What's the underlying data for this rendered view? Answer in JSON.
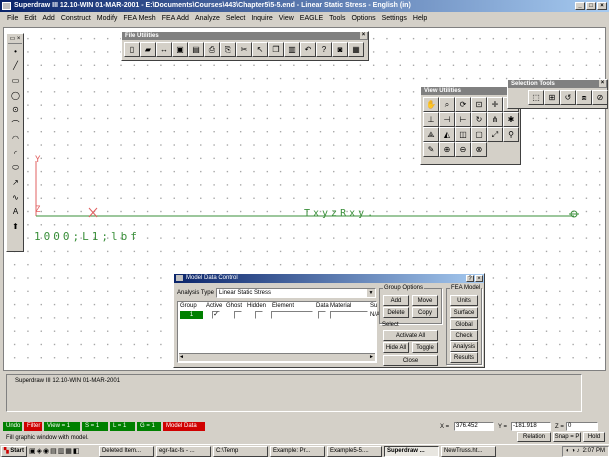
{
  "window": {
    "title": "Superdraw III 12.10-WIN 01-MAR-2001 - E:\\Documents\\Courses\\443\\Chapter5\\5-5.end - Linear Static Stress - English (in)"
  },
  "menu": [
    "File",
    "Edit",
    "Add",
    "Construct",
    "Modify",
    "FEA Mesh",
    "FEA Add",
    "Analyze",
    "Select",
    "Inquire",
    "View",
    "EAGLE",
    "Tools",
    "Options",
    "Settings",
    "Help"
  ],
  "canvas": {
    "axis_y_label": "Y",
    "axis_z_label": "Z",
    "axis_x_label": "X",
    "constraint_text": "TxyzRxy.",
    "load_text": "1000;L1;lbf",
    "colors": {
      "geometry": "#3a8f3a",
      "axis": "#e06060"
    }
  },
  "file_utilities": {
    "title": "File Utilities",
    "icons": [
      "new-icon",
      "open-icon",
      "exchange-icon",
      "save-icon",
      "save-as-icon",
      "print-icon",
      "print-setup-icon",
      "cut-icon",
      "arrow-icon",
      "copy-icon",
      "paste-icon",
      "undo-icon",
      "help-icon",
      "camera-icon",
      "clip-icon"
    ]
  },
  "view_utilities": {
    "title": "View Utilities",
    "icons": [
      "pan-icon",
      "zoom-icon",
      "rotate-icon",
      "zoom-window-icon",
      "center-icon",
      "sphere-icon",
      "view-xy-icon",
      "view-yz-icon",
      "view-xz-icon",
      "rotate-free-icon",
      "axes-icon",
      "spin-icon",
      "view-iso-icon",
      "view-3d-icon",
      "view-dim-icon",
      "box-icon",
      "fit-icon",
      "measure-icon",
      "draw-icon",
      "zoom-in-icon",
      "zoom-out-icon",
      "zoom-all-icon"
    ]
  },
  "selection_tools": {
    "title": "Selection Tools",
    "icons": [
      "select-icon",
      "select-add-icon",
      "select-cycle-icon",
      "select-all-icon",
      "deselect-icon"
    ]
  },
  "left_toolbar": {
    "icons": [
      "point-icon",
      "line-icon",
      "rectangle-icon",
      "circle-icon",
      "circle-center-icon",
      "arc-icon",
      "arc-3pt-icon",
      "arc-tangent-icon",
      "ellipse-icon",
      "fillet-icon",
      "spline-icon",
      "text-icon",
      "up-arrow-icon"
    ]
  },
  "model_data_control": {
    "title": "Model Data Control",
    "analysis_type_label": "Analysis Type",
    "analysis_type_value": "Linear Static Stress",
    "columns": [
      "Group",
      "Active",
      "Ghost",
      "Hidden",
      "Element",
      "Data",
      "Material",
      "Su"
    ],
    "row": {
      "group": "1",
      "su": "N/A"
    },
    "group_options_label": "Group Options",
    "select_label": "Select",
    "fea_model_label": "FEA Model",
    "buttons": {
      "add": "Add",
      "move": "Move",
      "delete": "Delete",
      "copy": "Copy",
      "activate_all": "Activate All",
      "hide_all": "Hide All",
      "toggle": "Toggle",
      "close": "Close",
      "units": "Units",
      "surface": "Surface",
      "global": "Global",
      "check": "Check",
      "analysis": "Analysis",
      "results": "Results"
    },
    "help": "?",
    "close_x": "×"
  },
  "status_area": {
    "text": "Superdraw III 12.10-WIN 01-MAR-2001"
  },
  "status_bar": {
    "buttons": [
      {
        "label": "Undo",
        "color": "#008000"
      },
      {
        "label": "Filter",
        "color": "#d00000"
      },
      {
        "label": "View = 1",
        "color": "#008000"
      },
      {
        "label": "S = 1",
        "color": "#008000"
      },
      {
        "label": "L = 1",
        "color": "#008000"
      },
      {
        "label": "G = 1",
        "color": "#008000"
      },
      {
        "label": "Model Data",
        "color": "#d00000"
      }
    ],
    "x_label": "X =",
    "x_value": "376.452",
    "y_label": "Y =",
    "y_value": "-181.918",
    "z_label": "Z =",
    "z_value": "0",
    "relation": "Relation",
    "snap": "Snap = P",
    "hold": "Hold",
    "hint": "Fill graphic window with model."
  },
  "taskbar": {
    "start": "Start",
    "items": [
      "Deleted Item...",
      "egr-fac-fs - ...",
      "C:\\Temp",
      "Example: Pr...",
      "Example5-5....",
      "Superdraw ...",
      "NewTruss.ht..."
    ],
    "active_index": 5,
    "clock": "2:07 PM"
  }
}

━━━

» **Exercise directions**
Copy the whole of the material above exactly, but not its images.

» **Complete answer**
What's the underlying data for this rendered view? Answer in JSON.
{
  "window": {
    "title": "Superdraw III 12.10-WIN 01-MAR-2001 - E:\\Documents\\Courses\\443\\Chapter5\\5-5.end - Linear Static Stress - English (in)"
  },
  "menu": [
    "File",
    "Edit",
    "Add",
    "Construct",
    "Modify",
    "FEA Mesh",
    "FEA Add",
    "Analyze",
    "Select",
    "Inquire",
    "View",
    "EAGLE",
    "Tools",
    "Options",
    "Settings",
    "Help"
  ],
  "canvas": {
    "axis_y_label": "Y",
    "axis_z_label": "Z",
    "axis_x_label": "X",
    "constraint_text": "TxyzRxy.",
    "load_text": "1000;L1;lbf",
    "colors": {
      "geometry": "#3a8f3a",
      "axis": "#e06060"
    }
  },
  "file_utilities": {
    "title": "File Utilities",
    "icons": [
      "new-icon",
      "open-icon",
      "exchange-icon",
      "save-icon",
      "save-as-icon",
      "print-icon",
      "print-setup-icon",
      "cut-icon",
      "arrow-icon",
      "copy-icon",
      "paste-icon",
      "undo-icon",
      "help-icon",
      "camera-icon",
      "clip-icon"
    ]
  },
  "view_utilities": {
    "title": "View Utilities",
    "icons": [
      "pan-icon",
      "zoom-icon",
      "rotate-icon",
      "zoom-window-icon",
      "center-icon",
      "sphere-icon",
      "view-xy-icon",
      "view-yz-icon",
      "view-xz-icon",
      "rotate-free-icon",
      "axes-icon",
      "spin-icon",
      "view-iso-icon",
      "view-3d-icon",
      "view-dim-icon",
      "box-icon",
      "fit-icon",
      "measure-icon",
      "draw-icon",
      "zoom-in-icon",
      "zoom-out-icon",
      "zoom-all-icon"
    ]
  },
  "selection_tools": {
    "title": "Selection Tools",
    "icons": [
      "select-icon",
      "select-add-icon",
      "select-cycle-icon",
      "select-all-icon",
      "deselect-icon"
    ]
  },
  "left_toolbar": {
    "icons": [
      "point-icon",
      "line-icon",
      "rectangle-icon",
      "circle-icon",
      "circle-center-icon",
      "arc-icon",
      "arc-3pt-icon",
      "arc-tangent-icon",
      "ellipse-icon",
      "fillet-icon",
      "spline-icon",
      "text-icon",
      "up-arrow-icon"
    ]
  },
  "model_data_control": {
    "title": "Model Data Control",
    "analysis_type_label": "Analysis Type",
    "analysis_type_value": "Linear Static Stress",
    "columns": [
      "Group",
      "Active",
      "Ghost",
      "Hidden",
      "Element",
      "Data",
      "Material",
      "Su"
    ],
    "row": {
      "group": "1",
      "su": "N/A"
    },
    "group_options_label": "Group Options",
    "select_label": "Select",
    "fea_model_label": "FEA Model",
    "buttons": {
      "add": "Add",
      "move": "Move",
      "delete": "Delete",
      "copy": "Copy",
      "activate_all": "Activate All",
      "hide_all": "Hide All",
      "toggle": "Toggle",
      "close": "Close",
      "units": "Units",
      "surface": "Surface",
      "global": "Global",
      "check": "Check",
      "analysis": "Analysis",
      "results": "Results"
    },
    "help": "?",
    "close_x": "×"
  },
  "status_area": {
    "text": "Superdraw III 12.10-WIN 01-MAR-2001"
  },
  "status_bar": {
    "buttons": [
      {
        "label": "Undo",
        "color": "#008000"
      },
      {
        "label": "Filter",
        "color": "#d00000"
      },
      {
        "label": "View = 1",
        "color": "#008000"
      },
      {
        "label": "S = 1",
        "color": "#008000"
      },
      {
        "label": "L = 1",
        "color": "#008000"
      },
      {
        "label": "G = 1",
        "color": "#008000"
      },
      {
        "label": "Model Data",
        "color": "#d00000"
      }
    ],
    "x_label": "X =",
    "x_value": "376.452",
    "y_label": "Y =",
    "y_value": "-181.918",
    "z_label": "Z =",
    "z_value": "0",
    "relation": "Relation",
    "snap": "Snap = P",
    "hold": "Hold",
    "hint": "Fill graphic window with model."
  },
  "taskbar": {
    "start": "Start",
    "items": [
      "Deleted Item...",
      "egr-fac-fs - ...",
      "C:\\Temp",
      "Example: Pr...",
      "Example5-5....",
      "Superdraw ...",
      "NewTruss.ht..."
    ],
    "active_index": 5,
    "clock": "2:07 PM"
  }
}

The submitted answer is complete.